** START Data section **

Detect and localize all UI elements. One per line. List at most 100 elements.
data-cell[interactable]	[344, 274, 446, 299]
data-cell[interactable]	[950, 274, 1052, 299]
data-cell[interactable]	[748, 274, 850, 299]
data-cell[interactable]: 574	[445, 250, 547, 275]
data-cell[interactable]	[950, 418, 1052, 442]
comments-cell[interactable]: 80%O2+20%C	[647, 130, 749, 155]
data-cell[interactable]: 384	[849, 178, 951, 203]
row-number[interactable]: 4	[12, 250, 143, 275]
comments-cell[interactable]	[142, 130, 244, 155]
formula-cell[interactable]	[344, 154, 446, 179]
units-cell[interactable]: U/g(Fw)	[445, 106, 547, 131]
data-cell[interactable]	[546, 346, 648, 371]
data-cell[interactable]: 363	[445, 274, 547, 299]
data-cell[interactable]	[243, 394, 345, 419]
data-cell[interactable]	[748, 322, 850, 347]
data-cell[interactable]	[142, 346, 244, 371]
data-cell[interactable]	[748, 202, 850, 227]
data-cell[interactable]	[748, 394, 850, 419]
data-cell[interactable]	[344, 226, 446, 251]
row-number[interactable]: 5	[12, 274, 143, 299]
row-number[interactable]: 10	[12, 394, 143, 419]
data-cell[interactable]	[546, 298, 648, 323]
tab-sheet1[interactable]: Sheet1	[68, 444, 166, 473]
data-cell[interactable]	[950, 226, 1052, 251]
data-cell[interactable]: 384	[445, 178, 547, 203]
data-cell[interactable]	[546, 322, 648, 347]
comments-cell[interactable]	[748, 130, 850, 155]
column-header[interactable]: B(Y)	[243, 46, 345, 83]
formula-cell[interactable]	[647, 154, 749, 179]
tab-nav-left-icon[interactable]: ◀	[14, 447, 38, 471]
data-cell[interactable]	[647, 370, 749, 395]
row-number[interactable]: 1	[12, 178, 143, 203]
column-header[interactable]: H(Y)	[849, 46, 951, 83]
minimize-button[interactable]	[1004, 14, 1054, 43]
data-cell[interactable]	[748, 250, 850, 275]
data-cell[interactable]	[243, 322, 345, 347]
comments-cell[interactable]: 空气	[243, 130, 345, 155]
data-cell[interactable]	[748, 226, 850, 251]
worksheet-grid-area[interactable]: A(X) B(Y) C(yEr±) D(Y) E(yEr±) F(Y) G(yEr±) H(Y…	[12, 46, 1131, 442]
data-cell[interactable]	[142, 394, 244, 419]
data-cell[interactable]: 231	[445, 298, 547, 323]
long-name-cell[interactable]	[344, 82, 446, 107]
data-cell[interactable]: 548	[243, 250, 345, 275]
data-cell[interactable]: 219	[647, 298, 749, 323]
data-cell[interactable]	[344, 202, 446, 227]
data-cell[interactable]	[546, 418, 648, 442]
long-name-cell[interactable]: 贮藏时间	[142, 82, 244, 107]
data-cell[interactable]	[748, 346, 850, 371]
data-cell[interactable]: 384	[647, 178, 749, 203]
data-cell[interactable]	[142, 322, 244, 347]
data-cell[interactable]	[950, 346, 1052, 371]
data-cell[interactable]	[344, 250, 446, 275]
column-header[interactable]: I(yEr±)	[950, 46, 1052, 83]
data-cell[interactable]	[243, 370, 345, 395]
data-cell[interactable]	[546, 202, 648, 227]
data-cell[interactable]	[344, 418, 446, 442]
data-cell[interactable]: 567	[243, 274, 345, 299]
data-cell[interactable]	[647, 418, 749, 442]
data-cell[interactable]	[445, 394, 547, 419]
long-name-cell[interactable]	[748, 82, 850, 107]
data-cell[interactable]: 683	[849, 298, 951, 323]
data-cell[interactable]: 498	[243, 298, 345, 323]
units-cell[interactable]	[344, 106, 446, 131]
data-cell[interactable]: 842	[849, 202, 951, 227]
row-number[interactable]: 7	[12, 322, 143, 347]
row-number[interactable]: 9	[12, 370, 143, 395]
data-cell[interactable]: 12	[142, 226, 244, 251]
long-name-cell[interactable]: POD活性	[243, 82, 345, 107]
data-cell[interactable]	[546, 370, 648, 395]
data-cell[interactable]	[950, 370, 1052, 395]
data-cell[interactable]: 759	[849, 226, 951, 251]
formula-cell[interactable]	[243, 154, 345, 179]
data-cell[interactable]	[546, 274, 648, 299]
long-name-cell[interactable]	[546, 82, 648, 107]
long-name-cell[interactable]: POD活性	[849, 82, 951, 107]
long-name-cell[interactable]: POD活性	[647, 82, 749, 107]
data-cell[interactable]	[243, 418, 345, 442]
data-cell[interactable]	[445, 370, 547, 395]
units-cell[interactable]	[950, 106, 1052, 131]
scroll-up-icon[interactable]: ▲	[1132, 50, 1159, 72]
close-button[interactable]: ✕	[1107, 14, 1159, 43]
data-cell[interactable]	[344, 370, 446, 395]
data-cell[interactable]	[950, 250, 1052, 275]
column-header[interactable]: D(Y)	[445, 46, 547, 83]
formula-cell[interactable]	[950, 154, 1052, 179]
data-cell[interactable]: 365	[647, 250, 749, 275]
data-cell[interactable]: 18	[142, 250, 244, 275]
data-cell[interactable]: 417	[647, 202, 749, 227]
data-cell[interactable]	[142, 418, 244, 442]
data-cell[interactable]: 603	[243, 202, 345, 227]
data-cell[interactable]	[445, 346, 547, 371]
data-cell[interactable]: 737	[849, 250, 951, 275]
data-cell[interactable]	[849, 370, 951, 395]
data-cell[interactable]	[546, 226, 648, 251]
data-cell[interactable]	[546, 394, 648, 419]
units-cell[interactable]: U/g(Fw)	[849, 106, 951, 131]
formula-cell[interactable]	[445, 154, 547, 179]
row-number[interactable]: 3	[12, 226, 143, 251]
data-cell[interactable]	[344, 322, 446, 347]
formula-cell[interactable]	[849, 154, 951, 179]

** END Data section **

## Problem requirements
Present as a numbered list the data running from its first line through the line containing "447, 38, 471]", with both of those lines included and any blank lines omitted.

## Complete response
1. Detect and localize all UI elements. One per line. List at most 100 elements.
2. data-cell[interactable]	[344, 274, 446, 299]
3. data-cell[interactable]	[950, 274, 1052, 299]
4. data-cell[interactable]	[748, 274, 850, 299]
5. data-cell[interactable]: 574	[445, 250, 547, 275]
6. data-cell[interactable]	[950, 418, 1052, 442]
7. comments-cell[interactable]: 80%O2+20%C	[647, 130, 749, 155]
8. data-cell[interactable]: 384	[849, 178, 951, 203]
9. row-number[interactable]: 4	[12, 250, 143, 275]
10. comments-cell[interactable]	[142, 130, 244, 155]
11. formula-cell[interactable]	[344, 154, 446, 179]
12. units-cell[interactable]: U/g(Fw)	[445, 106, 547, 131]
13. data-cell[interactable]	[546, 346, 648, 371]
14. data-cell[interactable]: 363	[445, 274, 547, 299]
15. data-cell[interactable]	[243, 394, 345, 419]
16. data-cell[interactable]	[748, 322, 850, 347]
17. data-cell[interactable]	[142, 346, 244, 371]
18. data-cell[interactable]	[748, 202, 850, 227]
19. data-cell[interactable]	[748, 394, 850, 419]
20. data-cell[interactable]	[344, 226, 446, 251]
21. row-number[interactable]: 5	[12, 274, 143, 299]
22. row-number[interactable]: 10	[12, 394, 143, 419]
23. data-cell[interactable]	[546, 298, 648, 323]
24. tab-sheet1[interactable]: Sheet1	[68, 444, 166, 473]
25. data-cell[interactable]	[950, 226, 1052, 251]
26. data-cell[interactable]: 384	[445, 178, 547, 203]
27. data-cell[interactable]	[546, 322, 648, 347]
28. comments-cell[interactable]	[748, 130, 850, 155]
29. column-header[interactable]: B(Y)	[243, 46, 345, 83]
30. formula-cell[interactable]	[647, 154, 749, 179]
31. tab-nav-left-icon[interactable]: ◀	[14, 447, 38, 471]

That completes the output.